[The request]: Copy every line of the records below that holds the word "изменять".

[Material to process]:
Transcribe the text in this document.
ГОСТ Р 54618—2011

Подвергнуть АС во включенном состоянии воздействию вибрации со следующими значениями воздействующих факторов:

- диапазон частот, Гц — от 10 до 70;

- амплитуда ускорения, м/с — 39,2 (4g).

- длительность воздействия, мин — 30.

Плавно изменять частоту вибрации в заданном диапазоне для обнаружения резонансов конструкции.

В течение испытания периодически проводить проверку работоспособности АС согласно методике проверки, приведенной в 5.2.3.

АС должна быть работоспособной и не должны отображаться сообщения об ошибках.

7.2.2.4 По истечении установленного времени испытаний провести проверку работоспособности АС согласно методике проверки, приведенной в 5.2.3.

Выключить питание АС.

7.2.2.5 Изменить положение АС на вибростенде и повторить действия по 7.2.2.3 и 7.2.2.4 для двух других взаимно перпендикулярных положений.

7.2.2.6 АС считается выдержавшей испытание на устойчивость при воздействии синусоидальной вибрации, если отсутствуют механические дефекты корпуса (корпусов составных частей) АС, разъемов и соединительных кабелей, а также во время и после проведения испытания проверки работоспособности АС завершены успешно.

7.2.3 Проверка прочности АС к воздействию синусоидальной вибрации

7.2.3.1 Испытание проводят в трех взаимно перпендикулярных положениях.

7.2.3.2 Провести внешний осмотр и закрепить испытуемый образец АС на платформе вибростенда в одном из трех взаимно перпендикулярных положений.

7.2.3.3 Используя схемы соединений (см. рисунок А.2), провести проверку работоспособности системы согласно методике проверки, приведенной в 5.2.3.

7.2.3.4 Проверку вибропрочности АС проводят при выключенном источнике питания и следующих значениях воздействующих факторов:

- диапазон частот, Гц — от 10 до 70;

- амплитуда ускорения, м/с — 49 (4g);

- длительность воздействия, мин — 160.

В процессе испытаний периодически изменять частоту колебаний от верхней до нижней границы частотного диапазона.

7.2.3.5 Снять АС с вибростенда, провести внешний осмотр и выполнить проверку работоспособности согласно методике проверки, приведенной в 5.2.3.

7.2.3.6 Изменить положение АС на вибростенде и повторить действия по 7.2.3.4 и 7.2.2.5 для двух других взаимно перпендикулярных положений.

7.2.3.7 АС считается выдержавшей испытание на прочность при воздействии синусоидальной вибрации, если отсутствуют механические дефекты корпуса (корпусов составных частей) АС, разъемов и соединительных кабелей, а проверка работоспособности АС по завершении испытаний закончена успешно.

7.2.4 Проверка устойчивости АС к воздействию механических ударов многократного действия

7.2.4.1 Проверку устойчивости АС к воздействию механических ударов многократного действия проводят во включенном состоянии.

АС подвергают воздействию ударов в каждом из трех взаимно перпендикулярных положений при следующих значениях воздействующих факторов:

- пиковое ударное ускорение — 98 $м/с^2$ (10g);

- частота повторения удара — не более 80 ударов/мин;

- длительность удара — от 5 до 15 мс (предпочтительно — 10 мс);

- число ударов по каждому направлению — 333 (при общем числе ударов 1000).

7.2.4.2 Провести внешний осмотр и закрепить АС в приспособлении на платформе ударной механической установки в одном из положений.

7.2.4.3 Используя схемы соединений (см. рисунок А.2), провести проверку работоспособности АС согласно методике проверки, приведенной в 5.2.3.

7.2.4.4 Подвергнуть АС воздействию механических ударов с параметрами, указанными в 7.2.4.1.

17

[Answer to the exercise]:
Плавно изменять частоту вибрации в заданном диапазоне для обнаружения резонансов конструкции.
В процессе испытаний периодически изменять частоту колебаний от верхней до нижней границы частотного диапазона.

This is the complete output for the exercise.